-- Begin Stored rows --
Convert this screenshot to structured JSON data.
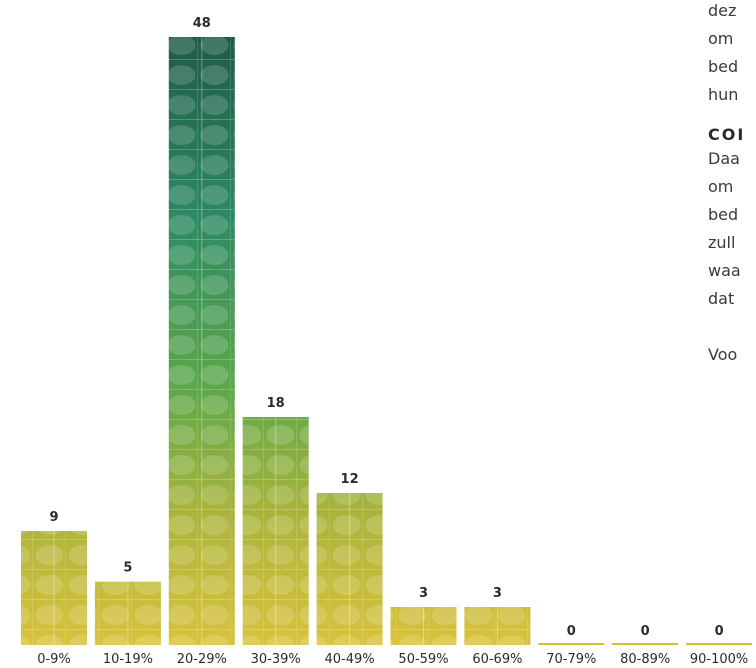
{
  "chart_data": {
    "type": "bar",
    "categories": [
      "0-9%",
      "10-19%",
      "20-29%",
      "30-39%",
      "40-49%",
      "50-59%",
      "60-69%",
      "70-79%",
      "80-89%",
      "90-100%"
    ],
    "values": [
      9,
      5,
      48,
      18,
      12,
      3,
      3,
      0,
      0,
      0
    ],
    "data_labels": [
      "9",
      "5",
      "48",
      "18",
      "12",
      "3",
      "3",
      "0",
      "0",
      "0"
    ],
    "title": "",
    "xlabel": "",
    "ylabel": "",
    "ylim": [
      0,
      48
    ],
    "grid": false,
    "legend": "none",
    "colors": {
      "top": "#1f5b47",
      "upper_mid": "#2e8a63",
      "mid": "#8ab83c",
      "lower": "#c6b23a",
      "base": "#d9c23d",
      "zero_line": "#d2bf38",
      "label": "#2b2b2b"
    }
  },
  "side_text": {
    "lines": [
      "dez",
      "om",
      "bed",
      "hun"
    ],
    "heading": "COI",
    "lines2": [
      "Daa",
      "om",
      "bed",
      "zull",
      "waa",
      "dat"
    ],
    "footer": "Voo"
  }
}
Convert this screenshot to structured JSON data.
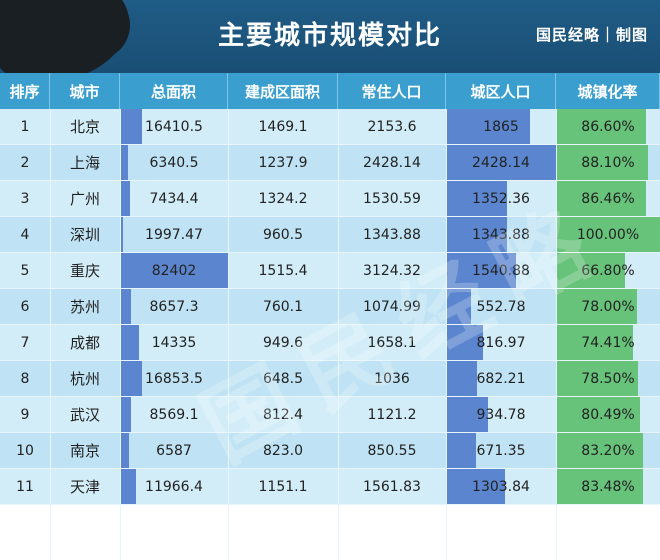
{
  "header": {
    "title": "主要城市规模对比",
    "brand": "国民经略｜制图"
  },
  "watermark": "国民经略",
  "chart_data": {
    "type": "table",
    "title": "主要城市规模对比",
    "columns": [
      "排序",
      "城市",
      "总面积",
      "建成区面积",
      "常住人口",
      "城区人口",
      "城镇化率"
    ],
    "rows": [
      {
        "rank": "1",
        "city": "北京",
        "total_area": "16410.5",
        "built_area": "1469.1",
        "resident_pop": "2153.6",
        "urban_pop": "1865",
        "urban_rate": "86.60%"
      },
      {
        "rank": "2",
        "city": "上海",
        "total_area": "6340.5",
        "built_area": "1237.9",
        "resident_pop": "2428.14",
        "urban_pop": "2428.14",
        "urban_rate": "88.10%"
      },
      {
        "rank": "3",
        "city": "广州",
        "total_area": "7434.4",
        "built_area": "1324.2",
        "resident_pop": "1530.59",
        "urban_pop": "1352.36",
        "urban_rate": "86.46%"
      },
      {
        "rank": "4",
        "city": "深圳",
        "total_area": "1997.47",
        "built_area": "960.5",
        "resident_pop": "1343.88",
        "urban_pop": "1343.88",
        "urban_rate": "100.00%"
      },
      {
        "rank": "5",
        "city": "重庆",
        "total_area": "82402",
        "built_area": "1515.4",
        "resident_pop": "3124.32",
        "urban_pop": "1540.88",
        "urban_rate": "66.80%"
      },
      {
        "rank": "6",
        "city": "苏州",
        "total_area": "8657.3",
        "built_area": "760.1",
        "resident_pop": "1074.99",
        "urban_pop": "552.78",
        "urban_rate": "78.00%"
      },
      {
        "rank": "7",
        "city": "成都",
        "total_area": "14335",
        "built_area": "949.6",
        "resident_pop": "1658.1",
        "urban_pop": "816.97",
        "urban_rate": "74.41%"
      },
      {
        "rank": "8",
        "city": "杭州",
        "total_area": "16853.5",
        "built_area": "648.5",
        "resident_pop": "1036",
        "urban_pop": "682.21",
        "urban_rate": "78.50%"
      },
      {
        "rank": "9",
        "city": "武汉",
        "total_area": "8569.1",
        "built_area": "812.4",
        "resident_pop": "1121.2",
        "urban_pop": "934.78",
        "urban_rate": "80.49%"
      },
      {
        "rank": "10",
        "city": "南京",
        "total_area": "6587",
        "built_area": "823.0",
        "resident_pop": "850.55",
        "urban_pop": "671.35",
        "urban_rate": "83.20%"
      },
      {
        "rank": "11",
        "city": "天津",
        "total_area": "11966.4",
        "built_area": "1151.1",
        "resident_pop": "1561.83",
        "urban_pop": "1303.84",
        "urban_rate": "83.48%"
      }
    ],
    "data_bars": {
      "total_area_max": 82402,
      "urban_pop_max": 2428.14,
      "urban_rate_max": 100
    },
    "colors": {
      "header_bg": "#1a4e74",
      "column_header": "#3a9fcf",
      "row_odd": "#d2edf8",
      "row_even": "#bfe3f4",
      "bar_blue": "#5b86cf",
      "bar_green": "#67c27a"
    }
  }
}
-- End Stored rows --
Prompt: From the data above, copy each line that holds "city".

Output for this exercise:
        "city": "北京",
        "city": "上海",
        "city": "广州",
        "city": "深圳",
        "city": "重庆",
        "city": "苏州",
        "city": "成都",
        "city": "杭州",
        "city": "武汉",
        "city": "南京",
        "city": "天津",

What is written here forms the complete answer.